━━ Text segment

In [14]:
import os
import time

# spark imports
import findspark
findspark.init('C:/Users/Lenovo/Downloads/spark-3.0.0-preview2-bin-hadoop3.2')


from pyspark.ml.evaluation import RegressionEvaluator
from pyspark.ml.recommendation import ALS
from pyspark.ml.tuning import TrainValidationSplit, ParamGridBuilder
from pyspark.context import SparkContext
from pyspark.sql.session import SparkSession
from pyspark.sql import functions as F
from pyspark.sql.window import Window

In [2]:
sc = SparkContext('local')
spark = SparkSession(sc)

In [3]:
books = spark.read.load(r"C:\Users\Lenovo\Documents\Springboard\Capstone\Dataset\BX-CSV-Dump\BX-Books.csv",
                     format="csv", sep=";", inferSchema="true", header="true", encoding ='latin1')

In [6]:
win_row_number = Window.orderBy("ISBN")
isbn = books.select(F.row_number().over(win_row_number).alias("book_id"), "ISBN")
isbn.cache().show(3)

━━━━
━━ Records

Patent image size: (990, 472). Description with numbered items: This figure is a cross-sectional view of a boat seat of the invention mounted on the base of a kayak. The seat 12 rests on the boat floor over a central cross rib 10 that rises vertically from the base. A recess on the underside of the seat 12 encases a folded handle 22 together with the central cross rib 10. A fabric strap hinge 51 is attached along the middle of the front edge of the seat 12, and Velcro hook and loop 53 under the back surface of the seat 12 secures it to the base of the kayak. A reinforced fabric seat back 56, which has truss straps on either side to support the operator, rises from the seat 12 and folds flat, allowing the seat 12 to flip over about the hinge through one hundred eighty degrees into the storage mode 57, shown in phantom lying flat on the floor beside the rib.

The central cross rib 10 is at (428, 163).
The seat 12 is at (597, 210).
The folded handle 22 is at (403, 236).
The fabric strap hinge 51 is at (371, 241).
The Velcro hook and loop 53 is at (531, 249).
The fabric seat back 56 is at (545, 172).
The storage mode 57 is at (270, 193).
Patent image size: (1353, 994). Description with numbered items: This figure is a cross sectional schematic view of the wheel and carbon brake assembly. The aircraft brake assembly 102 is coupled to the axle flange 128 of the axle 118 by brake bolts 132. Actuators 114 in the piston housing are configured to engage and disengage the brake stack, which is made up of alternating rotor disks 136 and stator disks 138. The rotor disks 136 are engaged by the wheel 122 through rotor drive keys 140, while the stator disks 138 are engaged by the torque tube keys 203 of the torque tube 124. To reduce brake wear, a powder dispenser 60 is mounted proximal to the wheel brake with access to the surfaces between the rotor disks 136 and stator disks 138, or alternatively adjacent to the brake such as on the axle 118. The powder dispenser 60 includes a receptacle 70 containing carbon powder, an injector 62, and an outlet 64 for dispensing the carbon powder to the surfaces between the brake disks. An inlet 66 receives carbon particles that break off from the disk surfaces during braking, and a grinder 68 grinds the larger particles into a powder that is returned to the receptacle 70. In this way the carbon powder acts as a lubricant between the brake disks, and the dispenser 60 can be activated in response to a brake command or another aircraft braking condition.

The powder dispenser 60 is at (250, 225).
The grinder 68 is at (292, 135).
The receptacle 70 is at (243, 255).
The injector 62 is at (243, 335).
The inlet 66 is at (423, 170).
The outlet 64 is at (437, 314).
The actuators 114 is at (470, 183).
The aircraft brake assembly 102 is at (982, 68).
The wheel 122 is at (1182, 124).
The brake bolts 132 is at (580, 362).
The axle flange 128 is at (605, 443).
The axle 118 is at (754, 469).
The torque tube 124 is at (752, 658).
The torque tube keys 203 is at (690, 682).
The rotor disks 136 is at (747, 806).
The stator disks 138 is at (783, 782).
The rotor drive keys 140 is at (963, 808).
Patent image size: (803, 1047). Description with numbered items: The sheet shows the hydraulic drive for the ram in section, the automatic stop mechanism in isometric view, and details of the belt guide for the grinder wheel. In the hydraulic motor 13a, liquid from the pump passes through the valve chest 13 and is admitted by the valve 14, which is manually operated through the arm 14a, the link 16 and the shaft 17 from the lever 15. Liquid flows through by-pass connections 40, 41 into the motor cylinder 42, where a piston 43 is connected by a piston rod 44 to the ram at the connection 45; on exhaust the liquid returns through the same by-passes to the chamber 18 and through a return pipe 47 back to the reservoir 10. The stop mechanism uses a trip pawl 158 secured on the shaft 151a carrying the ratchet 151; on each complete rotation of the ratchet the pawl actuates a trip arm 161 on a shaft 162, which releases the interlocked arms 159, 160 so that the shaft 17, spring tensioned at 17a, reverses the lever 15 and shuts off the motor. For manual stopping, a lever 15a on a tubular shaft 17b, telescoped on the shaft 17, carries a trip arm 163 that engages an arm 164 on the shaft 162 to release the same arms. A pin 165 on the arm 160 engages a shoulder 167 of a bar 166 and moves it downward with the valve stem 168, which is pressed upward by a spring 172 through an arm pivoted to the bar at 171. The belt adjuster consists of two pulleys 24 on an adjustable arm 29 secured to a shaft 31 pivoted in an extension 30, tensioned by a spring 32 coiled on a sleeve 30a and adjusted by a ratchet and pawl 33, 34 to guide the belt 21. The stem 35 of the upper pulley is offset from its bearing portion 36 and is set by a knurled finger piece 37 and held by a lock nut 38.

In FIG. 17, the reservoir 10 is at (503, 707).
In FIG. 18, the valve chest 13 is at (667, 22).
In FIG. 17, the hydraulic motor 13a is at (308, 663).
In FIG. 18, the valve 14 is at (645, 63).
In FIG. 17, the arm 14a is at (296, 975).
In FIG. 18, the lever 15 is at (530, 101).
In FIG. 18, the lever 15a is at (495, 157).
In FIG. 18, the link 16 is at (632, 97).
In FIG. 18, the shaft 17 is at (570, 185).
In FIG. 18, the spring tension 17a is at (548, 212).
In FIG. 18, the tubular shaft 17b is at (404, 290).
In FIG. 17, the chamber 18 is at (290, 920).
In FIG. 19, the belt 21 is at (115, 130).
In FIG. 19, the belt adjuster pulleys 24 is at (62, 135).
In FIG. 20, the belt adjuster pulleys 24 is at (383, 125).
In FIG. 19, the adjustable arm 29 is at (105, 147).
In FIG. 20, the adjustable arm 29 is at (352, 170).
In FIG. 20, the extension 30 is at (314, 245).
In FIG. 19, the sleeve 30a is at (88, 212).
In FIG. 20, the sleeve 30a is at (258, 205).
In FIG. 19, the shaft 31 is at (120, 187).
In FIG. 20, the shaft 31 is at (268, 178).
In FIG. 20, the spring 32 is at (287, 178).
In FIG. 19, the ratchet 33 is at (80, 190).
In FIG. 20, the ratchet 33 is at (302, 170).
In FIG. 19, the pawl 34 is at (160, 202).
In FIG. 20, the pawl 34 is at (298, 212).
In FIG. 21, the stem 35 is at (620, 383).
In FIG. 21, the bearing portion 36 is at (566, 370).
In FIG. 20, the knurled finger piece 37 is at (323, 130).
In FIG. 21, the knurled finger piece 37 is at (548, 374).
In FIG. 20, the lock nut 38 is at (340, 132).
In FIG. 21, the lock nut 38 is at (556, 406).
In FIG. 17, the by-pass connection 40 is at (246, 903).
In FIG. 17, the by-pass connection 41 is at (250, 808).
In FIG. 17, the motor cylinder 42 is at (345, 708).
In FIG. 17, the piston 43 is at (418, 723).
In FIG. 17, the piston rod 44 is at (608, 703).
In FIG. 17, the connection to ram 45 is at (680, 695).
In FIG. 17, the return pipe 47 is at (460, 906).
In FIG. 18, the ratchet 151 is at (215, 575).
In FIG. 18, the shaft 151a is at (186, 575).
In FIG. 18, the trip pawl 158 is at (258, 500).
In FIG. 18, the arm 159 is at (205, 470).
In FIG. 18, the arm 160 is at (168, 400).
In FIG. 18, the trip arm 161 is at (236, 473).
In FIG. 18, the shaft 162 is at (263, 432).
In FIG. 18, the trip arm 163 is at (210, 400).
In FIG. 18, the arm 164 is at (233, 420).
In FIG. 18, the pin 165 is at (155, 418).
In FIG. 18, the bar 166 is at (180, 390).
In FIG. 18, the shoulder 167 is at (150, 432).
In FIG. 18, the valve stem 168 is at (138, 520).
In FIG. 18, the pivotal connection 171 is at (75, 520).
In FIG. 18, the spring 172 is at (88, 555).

━━━━

Aim of the task: Pick up the PySpark book-ratings notebook code and continue it from its last line. The material here stands apart from the PySpark notebook code above.

Reply to the exercise:
+-------+----------+
|book_id|      ISBN|
+-------+----------+
|      1|0000913154|
|      2|0001010565|
|      3|0001046438|
+-------+----------+
only showing top 3 rows



In [8]:
ratings = spark.read.load(r"C:\Users\Lenovo\Documents\Springboard\Capstone\Dataset\BX-CSV-Dump\BX-Book-Ratings.csv",
                     format="csv", sep=";", inferSchema="true", header="true", encoding ='latin1')

In [9]:
ratings = ratings.withColumn("Book-Rating", ratings["Book-Rating"].cast("Float"))
ratings_with_bid = ratings.join(isbn, on=["ISBN"], how="inner")
ratings_with_bid.show(3)

+----------+-------+-----------+-------+
|      ISBN|User-ID|Book-Rating|book_id|
+----------+-------+-----------+-------+
|034545104X| 276725|        0.0|  46116|
|0155061224| 276726|        5.0|  22830|
|0446520802| 276727|        0.0|  92994|
+----------+-------+-----------+-------+
only showing top 3 rows



In [10]:
sample_ratings_with_bid = ratings_with_bid.sample(False, 0.0001, 3)
sample_ratings_with_bid.show(3)

+----------+-------+-----------+-------+
|      ISBN|User-ID|Book-Rating|book_id|
+----------+-------+-----------+-------+
|0375706038| 277107|       10.0|  62084|
|0515133302| 277523|       10.0| 109110|
|3453151933|   1172|       10.0| 257519|
+----------+-------+-----------+-------+
only showing top 3 rows



In [8]:
ratings_with_bid.count()

1031175

In [9]:
sample_ratings_with_bid.count()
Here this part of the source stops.